- [Set exercise]
Find the number of lines below in which the word "Members" appears, and write that number only.

- [Provided information]
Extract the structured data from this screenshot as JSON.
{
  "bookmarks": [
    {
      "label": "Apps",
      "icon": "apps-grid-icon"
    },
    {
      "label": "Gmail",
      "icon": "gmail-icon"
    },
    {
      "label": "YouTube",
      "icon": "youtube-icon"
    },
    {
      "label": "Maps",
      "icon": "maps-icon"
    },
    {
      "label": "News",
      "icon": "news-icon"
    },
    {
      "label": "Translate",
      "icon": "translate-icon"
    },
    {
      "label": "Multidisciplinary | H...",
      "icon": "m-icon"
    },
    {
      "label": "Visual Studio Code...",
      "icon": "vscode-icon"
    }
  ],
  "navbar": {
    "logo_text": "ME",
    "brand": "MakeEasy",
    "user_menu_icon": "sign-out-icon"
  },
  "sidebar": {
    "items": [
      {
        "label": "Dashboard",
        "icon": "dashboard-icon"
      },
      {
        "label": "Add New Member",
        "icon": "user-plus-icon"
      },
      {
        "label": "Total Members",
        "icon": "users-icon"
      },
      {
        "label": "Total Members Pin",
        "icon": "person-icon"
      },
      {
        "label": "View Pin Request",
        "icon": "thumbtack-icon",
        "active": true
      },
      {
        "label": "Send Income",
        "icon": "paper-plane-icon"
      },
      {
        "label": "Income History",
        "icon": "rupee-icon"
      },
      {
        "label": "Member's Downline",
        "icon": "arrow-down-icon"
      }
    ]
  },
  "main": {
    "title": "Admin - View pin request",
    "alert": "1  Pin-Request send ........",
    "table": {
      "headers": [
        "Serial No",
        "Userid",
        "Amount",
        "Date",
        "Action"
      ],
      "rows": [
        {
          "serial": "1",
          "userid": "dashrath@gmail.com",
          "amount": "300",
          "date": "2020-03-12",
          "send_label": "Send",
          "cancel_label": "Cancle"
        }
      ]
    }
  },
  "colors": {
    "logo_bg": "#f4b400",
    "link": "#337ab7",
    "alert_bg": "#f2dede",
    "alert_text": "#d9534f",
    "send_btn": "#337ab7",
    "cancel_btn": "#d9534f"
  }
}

- [Solution to this exercise]
2